Work to do> Lines containing "году" are to be counted. Report the count alone.

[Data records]
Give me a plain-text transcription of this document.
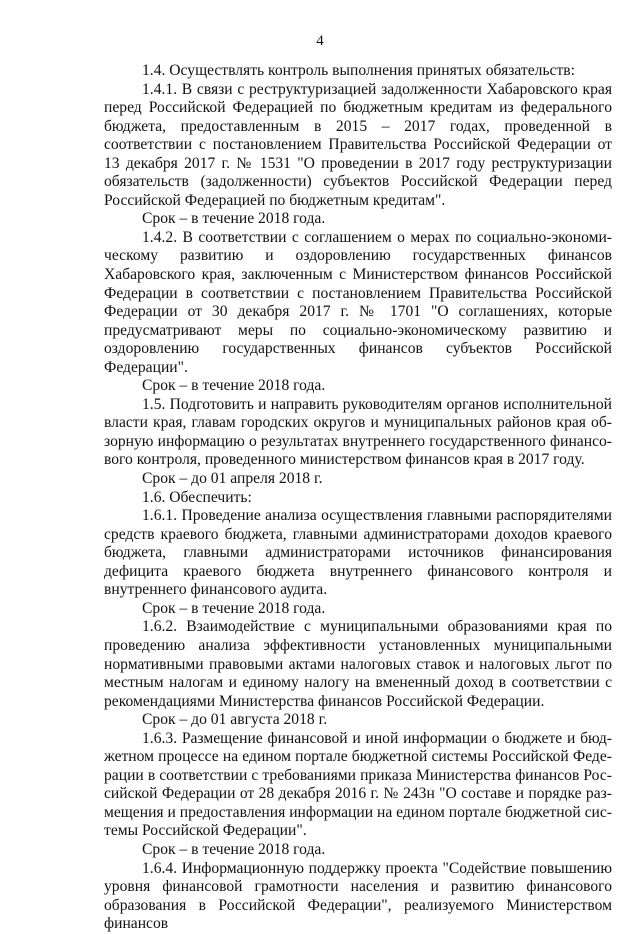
4

1.4. Осуществлять контроль выполнения принятых обязательств:

1.4.1. В связи с реструктуризацией задолженности Хабаровского края перед Российской Федерацией по бюджетным кредитам из федерального бюджета, предоставленным в 2015 – 2017 годах, проведенной в соответствии с постановлением Правительства Российской Федерации от 13 декабря 2017 г. № 1531 "О проведении в 2017 году реструктуризации обязательств (задолженности) субъектов Российской Федерации перед Российской Федерацией по бюджетным кредитам".

Срок – в течение 2018 года.

1.4.2. В соответствии с соглашением о мерах по социально-экономическому развитию и оздоровлению государственных финансов Хабаровского края, заключенным с Министерством финансов Российской Федерации в соответствии с постановлением Правительства Российской Федерации от 30 декабря 2017 г. № 1701 "О соглашениях, которые предусматривают меры по социально-экономическому развитию и оздоровлению государственных финансов субъектов Российской Федерации".

Срок – в течение 2018 года.

1.5. Подготовить и направить руководителям органов исполнительной власти края, главам городских округов и муниципальных районов края обзорную информацию о результатах внутреннего государственного финансового контроля, проведенного министерством финансов края в 2017 году.

Срок – до 01 апреля 2018 г.

1.6. Обеспечить:

1.6.1. Проведение анализа осуществления главными распорядителями средств краевого бюджета, главными администраторами доходов краевого бюджета, главными администраторами источников финансирования дефицита краевого бюджета внутреннего финансового контроля и внутреннего финансового аудита.

Срок – в течение 2018 года.

1.6.2. Взаимодействие с муниципальными образованиями края по проведению анализа эффективности установленных муниципальными нормативными правовыми актами налоговых ставок и налоговых льгот по местным налогам и единому налогу на вмененный доход в соответствии с рекомендациями Министерства финансов Российской Федерации.

Срок – до 01 августа 2018 г.

1.6.3. Размещение финансовой и иной информации о бюджете и бюджетном процессе на едином портале бюджетной системы Российской Федерации в соответствии с требованиями приказа Министерства финансов Российской Федерации от 28 декабря 2016 г. № 243н "О составе и порядке размещения и предоставления информации на едином портале бюджетной системы Российской Федерации".

Срок – в течение 2018 года.

1.6.4. Информационную поддержку проекта "Содействие повышению уровня финансовой грамотности населения и развитию финансового образования в Российской Федерации", реализуемого Министерством финансов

Output> 2